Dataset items
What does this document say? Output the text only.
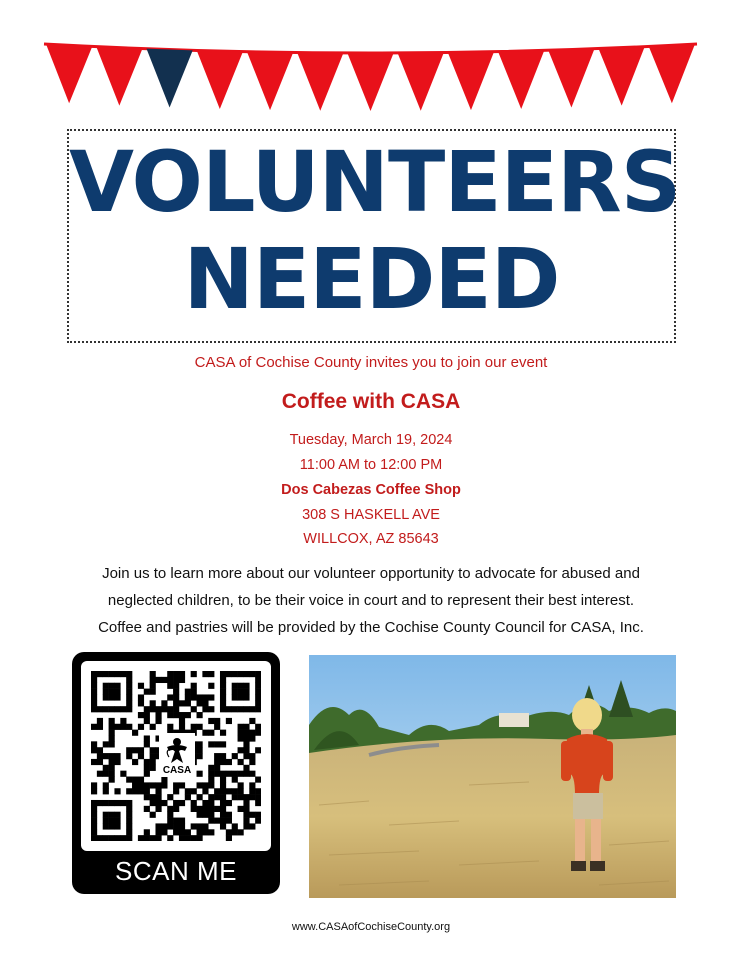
VOLUNTEERS
NEEDED
CASA of Cochise County invites you to join our event
Coffee with CASA
Tuesday, March 19, 2024
11:00 AM to 12:00 PM
Dos Cabezas Coffee Shop
308 S HASKELL AVE
WILLCOX, AZ 85643
Join us to learn more about our volunteer opportunity to advocate for abused and
neglected children, to be their voice in court and to represent their best interest.
Coffee and pastries will be provided by the Cochise County Council for CASA, Inc.
CASA
SCAN ME
www.CASAofCochiseCounty.org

**YOUR GOAL**
Copy all of the entries verbatim, leaving out any pictures they contain.

**ANSWER BELOW**
What does this document say? Output the text only.
VOLUNTEERS
NEEDED
CASA of Cochise County invites you to join our event
Coffee with CASA
Tuesday, March 19, 2024
11:00 AM to 12:00 PM
Dos Cabezas Coffee Shop
308 S HASKELL AVE
WILLCOX, AZ 85643
Join us to learn more about our volunteer opportunity to advocate for abused and
neglected children, to be their voice in court and to represent their best interest.
Coffee and pastries will be provided by the Cochise County Council for CASA, Inc.
CASA
SCAN ME
www.CASAofCochiseCounty.org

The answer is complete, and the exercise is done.